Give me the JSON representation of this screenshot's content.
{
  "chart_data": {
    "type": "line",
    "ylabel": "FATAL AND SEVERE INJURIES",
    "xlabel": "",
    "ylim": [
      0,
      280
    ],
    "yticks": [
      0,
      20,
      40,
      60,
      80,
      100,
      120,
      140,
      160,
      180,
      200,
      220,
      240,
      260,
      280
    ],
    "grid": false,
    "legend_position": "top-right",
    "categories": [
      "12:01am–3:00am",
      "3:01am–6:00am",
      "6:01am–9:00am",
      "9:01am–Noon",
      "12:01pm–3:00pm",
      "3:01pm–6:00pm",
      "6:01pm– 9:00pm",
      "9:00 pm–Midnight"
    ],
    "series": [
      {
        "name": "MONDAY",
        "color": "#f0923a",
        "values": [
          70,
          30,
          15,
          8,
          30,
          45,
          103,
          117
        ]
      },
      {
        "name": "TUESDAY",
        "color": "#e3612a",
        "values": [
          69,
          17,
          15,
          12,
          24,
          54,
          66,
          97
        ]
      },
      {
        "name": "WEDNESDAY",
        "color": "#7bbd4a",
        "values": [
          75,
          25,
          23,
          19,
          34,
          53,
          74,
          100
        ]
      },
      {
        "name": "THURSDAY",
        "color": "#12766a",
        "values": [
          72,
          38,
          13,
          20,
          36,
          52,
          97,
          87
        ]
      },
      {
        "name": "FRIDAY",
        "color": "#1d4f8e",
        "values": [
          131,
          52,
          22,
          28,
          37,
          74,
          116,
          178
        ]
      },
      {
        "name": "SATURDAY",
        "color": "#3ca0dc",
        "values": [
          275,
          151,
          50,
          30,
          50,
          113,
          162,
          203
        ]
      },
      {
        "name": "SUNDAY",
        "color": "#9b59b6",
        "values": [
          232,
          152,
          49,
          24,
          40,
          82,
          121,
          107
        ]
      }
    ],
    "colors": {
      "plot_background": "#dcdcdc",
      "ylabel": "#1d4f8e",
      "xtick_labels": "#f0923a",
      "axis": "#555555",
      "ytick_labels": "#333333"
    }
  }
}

=====

» **EXERCISE**
Write out the material from the first line to the last, exactly.

» **EXERCISE ANSWER**
Give me the JSON representation of this screenshot's content.
{
  "chart_data": {
    "type": "line",
    "ylabel": "FATAL AND SEVERE INJURIES",
    "xlabel": "",
    "ylim": [
      0,
      280
    ],
    "yticks": [
      0,
      20,
      40,
      60,
      80,
      100,
      120,
      140,
      160,
      180,
      200,
      220,
      240,
      260,
      280
    ],
    "grid": false,
    "legend_position": "top-right",
    "categories": [
      "12:01am–3:00am",
      "3:01am–6:00am",
      "6:01am–9:00am",
      "9:01am–Noon",
      "12:01pm–3:00pm",
      "3:01pm–6:00pm",
      "6:01pm– 9:00pm",
      "9:00 pm–Midnight"
    ],
    "series": [
      {
        "name": "MONDAY",
        "color": "#f0923a",
        "values": [
          70,
          30,
          15,
          8,
          30,
          45,
          103,
          117
        ]
      },
      {
        "name": "TUESDAY",
        "color": "#e3612a",
        "values": [
          69,
          17,
          15,
          12,
          24,
          54,
          66,
          97
        ]
      },
      {
        "name": "WEDNESDAY",
        "color": "#7bbd4a",
        "values": [
          75,
          25,
          23,
          19,
          34,
          53,
          74,
          100
        ]
      },
      {
        "name": "THURSDAY",
        "color": "#12766a",
        "values": [
          72,
          38,
          13,
          20,
          36,
          52,
          97,
          87
        ]
      },
      {
        "name": "FRIDAY",
        "color": "#1d4f8e",
        "values": [
          131,
          52,
          22,
          28,
          37,
          74,
          116,
          178
        ]
      },
      {
        "name": "SATURDAY",
        "color": "#3ca0dc",
        "values": [
          275,
          151,
          50,
          30,
          50,
          113,
          162,
          203
        ]
      },
      {
        "name": "SUNDAY",
        "color": "#9b59b6",
        "values": [
          232,
          152,
          49,
          24,
          40,
          82,
          121,
          107
        ]
      }
    ],
    "colors": {
      "plot_background": "#dcdcdc",
      "ylabel": "#1d4f8e",
      "xtick_labels": "#f0923a",
      "axis": "#555555",
      "ytick_labels": "#333333"
    }
  }
}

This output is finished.